### GIVEN EXERCISE:
Could you write out every entry exactly as it stands?

### DATASET RECORDS:
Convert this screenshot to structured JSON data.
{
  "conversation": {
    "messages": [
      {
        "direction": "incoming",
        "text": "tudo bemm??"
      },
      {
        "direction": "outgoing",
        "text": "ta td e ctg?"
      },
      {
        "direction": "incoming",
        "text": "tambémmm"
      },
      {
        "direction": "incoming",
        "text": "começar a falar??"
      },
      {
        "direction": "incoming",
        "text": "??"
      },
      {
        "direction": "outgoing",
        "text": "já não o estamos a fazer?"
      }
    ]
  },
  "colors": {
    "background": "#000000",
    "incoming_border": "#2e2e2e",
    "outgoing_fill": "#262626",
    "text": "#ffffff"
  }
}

### RESPONSE:
Convert this screenshot to structured JSON data.
{
  "conversation": {
    "messages": [
      {
        "direction": "incoming",
        "text": "tudo bemm??"
      },
      {
        "direction": "outgoing",
        "text": "ta td e ctg?"
      },
      {
        "direction": "incoming",
        "text": "tambémmm"
      },
      {
        "direction": "incoming",
        "text": "começar a falar??"
      },
      {
        "direction": "incoming",
        "text": "??"
      },
      {
        "direction": "outgoing",
        "text": "já não o estamos a fazer?"
      }
    ]
  },
  "colors": {
    "background": "#000000",
    "incoming_border": "#2e2e2e",
    "outgoing_fill": "#262626",
    "text": "#ffffff"
  }
}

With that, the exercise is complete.